Given request
Give all of the lines again, with nothing added or dropped.

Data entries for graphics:
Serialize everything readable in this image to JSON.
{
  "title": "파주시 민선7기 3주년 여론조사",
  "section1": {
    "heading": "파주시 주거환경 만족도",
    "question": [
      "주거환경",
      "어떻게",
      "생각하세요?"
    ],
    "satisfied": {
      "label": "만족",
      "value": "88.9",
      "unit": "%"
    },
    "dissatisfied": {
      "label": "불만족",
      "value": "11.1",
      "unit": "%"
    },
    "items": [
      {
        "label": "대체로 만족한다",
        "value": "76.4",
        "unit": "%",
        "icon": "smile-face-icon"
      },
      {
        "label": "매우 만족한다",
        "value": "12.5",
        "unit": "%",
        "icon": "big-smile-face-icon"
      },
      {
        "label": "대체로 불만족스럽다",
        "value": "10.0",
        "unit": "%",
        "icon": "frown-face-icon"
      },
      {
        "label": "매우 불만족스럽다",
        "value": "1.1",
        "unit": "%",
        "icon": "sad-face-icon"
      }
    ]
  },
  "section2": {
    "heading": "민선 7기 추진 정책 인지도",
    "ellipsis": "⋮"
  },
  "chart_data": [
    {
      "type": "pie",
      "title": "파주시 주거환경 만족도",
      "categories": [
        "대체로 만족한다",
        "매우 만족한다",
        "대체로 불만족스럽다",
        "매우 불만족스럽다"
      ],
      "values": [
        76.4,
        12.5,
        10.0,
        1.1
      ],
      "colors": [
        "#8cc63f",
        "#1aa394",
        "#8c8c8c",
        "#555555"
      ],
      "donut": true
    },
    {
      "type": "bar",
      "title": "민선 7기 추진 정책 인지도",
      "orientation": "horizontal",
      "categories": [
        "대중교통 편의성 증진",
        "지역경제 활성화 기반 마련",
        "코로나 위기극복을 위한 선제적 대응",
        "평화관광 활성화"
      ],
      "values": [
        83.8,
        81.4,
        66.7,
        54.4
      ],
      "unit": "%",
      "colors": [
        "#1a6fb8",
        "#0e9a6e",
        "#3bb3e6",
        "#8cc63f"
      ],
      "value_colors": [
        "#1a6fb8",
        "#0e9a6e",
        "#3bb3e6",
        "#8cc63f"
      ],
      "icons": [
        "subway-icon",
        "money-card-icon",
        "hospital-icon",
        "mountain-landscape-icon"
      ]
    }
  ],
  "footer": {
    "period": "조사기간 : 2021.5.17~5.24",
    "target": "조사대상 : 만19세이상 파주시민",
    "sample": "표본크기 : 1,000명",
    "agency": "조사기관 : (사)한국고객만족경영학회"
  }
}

Solution for this problem
Serialize everything readable in this image to JSON.
{
  "title": "파주시 민선7기 3주년 여론조사",
  "section1": {
    "heading": "파주시 주거환경 만족도",
    "question": [
      "주거환경",
      "어떻게",
      "생각하세요?"
    ],
    "satisfied": {
      "label": "만족",
      "value": "88.9",
      "unit": "%"
    },
    "dissatisfied": {
      "label": "불만족",
      "value": "11.1",
      "unit": "%"
    },
    "items": [
      {
        "label": "대체로 만족한다",
        "value": "76.4",
        "unit": "%",
        "icon": "smile-face-icon"
      },
      {
        "label": "매우 만족한다",
        "value": "12.5",
        "unit": "%",
        "icon": "big-smile-face-icon"
      },
      {
        "label": "대체로 불만족스럽다",
        "value": "10.0",
        "unit": "%",
        "icon": "frown-face-icon"
      },
      {
        "label": "매우 불만족스럽다",
        "value": "1.1",
        "unit": "%",
        "icon": "sad-face-icon"
      }
    ]
  },
  "section2": {
    "heading": "민선 7기 추진 정책 인지도",
    "ellipsis": "⋮"
  },
  "chart_data": [
    {
      "type": "pie",
      "title": "파주시 주거환경 만족도",
      "categories": [
        "대체로 만족한다",
        "매우 만족한다",
        "대체로 불만족스럽다",
        "매우 불만족스럽다"
      ],
      "values": [
        76.4,
        12.5,
        10.0,
        1.1
      ],
      "colors": [
        "#8cc63f",
        "#1aa394",
        "#8c8c8c",
        "#555555"
      ],
      "donut": true
    },
    {
      "type": "bar",
      "title": "민선 7기 추진 정책 인지도",
      "orientation": "horizontal",
      "categories": [
        "대중교통 편의성 증진",
        "지역경제 활성화 기반 마련",
        "코로나 위기극복을 위한 선제적 대응",
        "평화관광 활성화"
      ],
      "values": [
        83.8,
        81.4,
        66.7,
        54.4
      ],
      "unit": "%",
      "colors": [
        "#1a6fb8",
        "#0e9a6e",
        "#3bb3e6",
        "#8cc63f"
      ],
      "value_colors": [
        "#1a6fb8",
        "#0e9a6e",
        "#3bb3e6",
        "#8cc63f"
      ],
      "icons": [
        "subway-icon",
        "money-card-icon",
        "hospital-icon",
        "mountain-landscape-icon"
      ]
    }
  ],
  "footer": {
    "period": "조사기간 : 2021.5.17~5.24",
    "target": "조사대상 : 만19세이상 파주시민",
    "sample": "표본크기 : 1,000명",
    "agency": "조사기관 : (사)한국고객만족경영학회"
  }
}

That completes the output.